Request: Retype each line of the material exactly, please, skipping any picture in it.

Data listing:
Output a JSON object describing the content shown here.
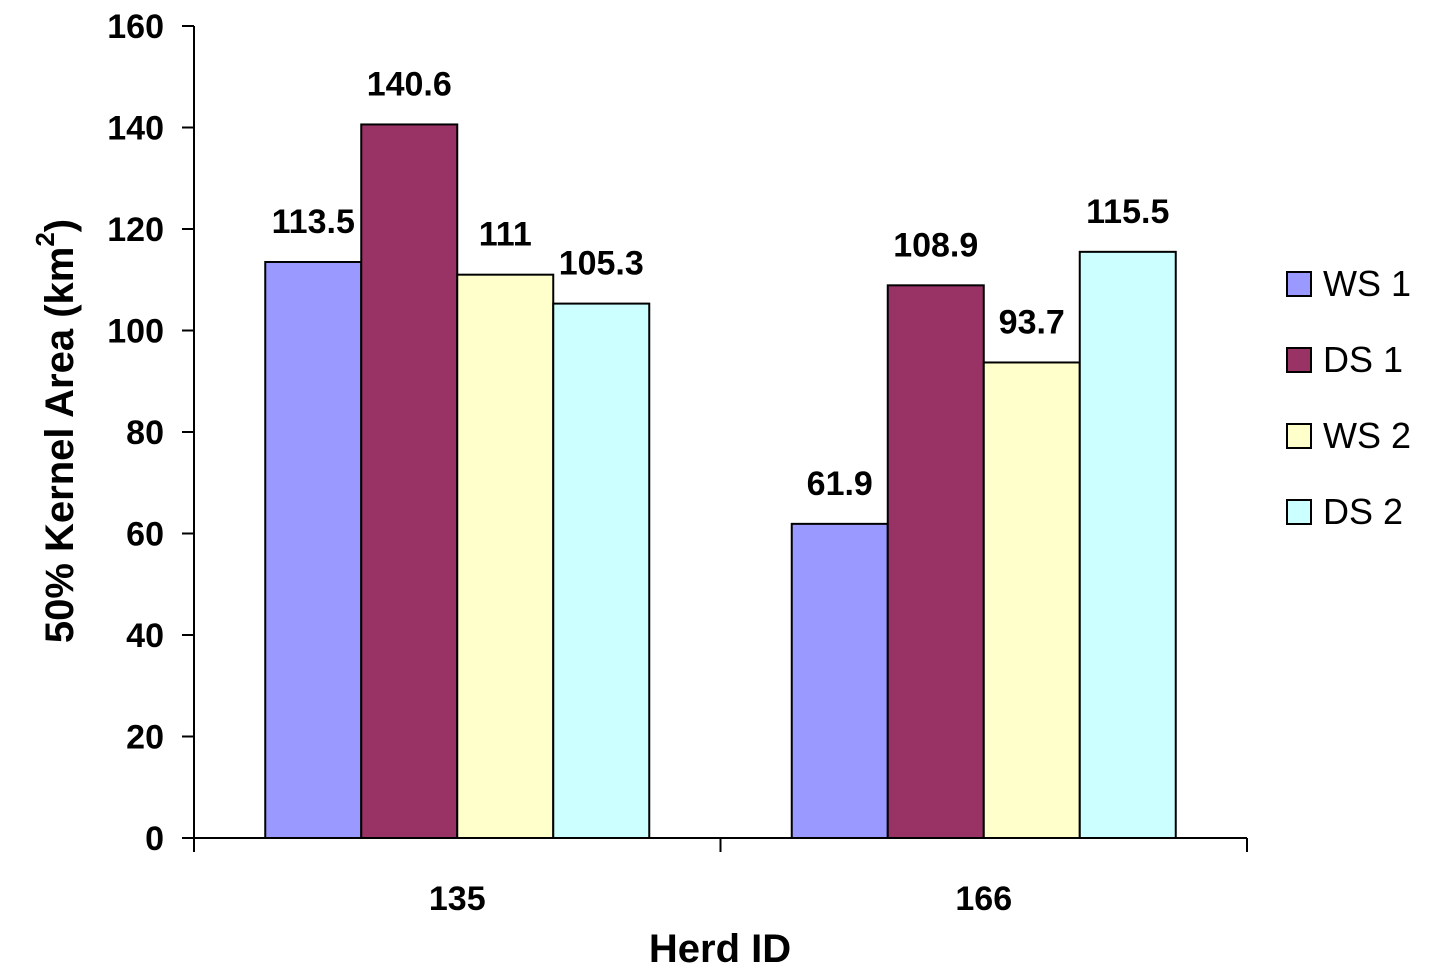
{
  "chart_data": {
    "type": "bar",
    "title": "",
    "xlabel": "Herd ID",
    "ylabel": "50% Kernel Area (km",
    "ylabel_superscript": "2",
    "ylabel_suffix": ")",
    "categories": [
      "135",
      "166"
    ],
    "ylim": [
      0,
      160
    ],
    "yticks": [
      0,
      20,
      40,
      60,
      80,
      100,
      120,
      140,
      160
    ],
    "ytick_labels": [
      "0",
      "20",
      "40",
      "60",
      "80",
      "100",
      "120",
      "140",
      "160"
    ],
    "grid": false,
    "legend_position": "right",
    "series": [
      {
        "name": "WS 1",
        "color": "#9999ff",
        "values": [
          113.5,
          61.9
        ],
        "labels": [
          "113.5",
          "61.9"
        ]
      },
      {
        "name": "DS 1",
        "color": "#993366",
        "values": [
          140.6,
          108.9
        ],
        "labels": [
          "140.6",
          "108.9"
        ]
      },
      {
        "name": "WS 2",
        "color": "#ffffcc",
        "values": [
          111,
          93.7
        ],
        "labels": [
          "111",
          "93.7"
        ]
      },
      {
        "name": "DS 2",
        "color": "#ccffff",
        "values": [
          105.3,
          115.5
        ],
        "labels": [
          "105.3",
          "115.5"
        ]
      }
    ]
  }
}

Response below:
Output a JSON object describing the content shown here.
{
  "chart_data": {
    "type": "bar",
    "title": "",
    "xlabel": "Herd ID",
    "ylabel": "50% Kernel Area (km",
    "ylabel_superscript": "2",
    "ylabel_suffix": ")",
    "categories": [
      "135",
      "166"
    ],
    "ylim": [
      0,
      160
    ],
    "yticks": [
      0,
      20,
      40,
      60,
      80,
      100,
      120,
      140,
      160
    ],
    "ytick_labels": [
      "0",
      "20",
      "40",
      "60",
      "80",
      "100",
      "120",
      "140",
      "160"
    ],
    "grid": false,
    "legend_position": "right",
    "series": [
      {
        "name": "WS 1",
        "color": "#9999ff",
        "values": [
          113.5,
          61.9
        ],
        "labels": [
          "113.5",
          "61.9"
        ]
      },
      {
        "name": "DS 1",
        "color": "#993366",
        "values": [
          140.6,
          108.9
        ],
        "labels": [
          "140.6",
          "108.9"
        ]
      },
      {
        "name": "WS 2",
        "color": "#ffffcc",
        "values": [
          111,
          93.7
        ],
        "labels": [
          "111",
          "93.7"
        ]
      },
      {
        "name": "DS 2",
        "color": "#ccffff",
        "values": [
          105.3,
          115.5
        ],
        "labels": [
          "105.3",
          "115.5"
        ]
      }
    ]
  }
}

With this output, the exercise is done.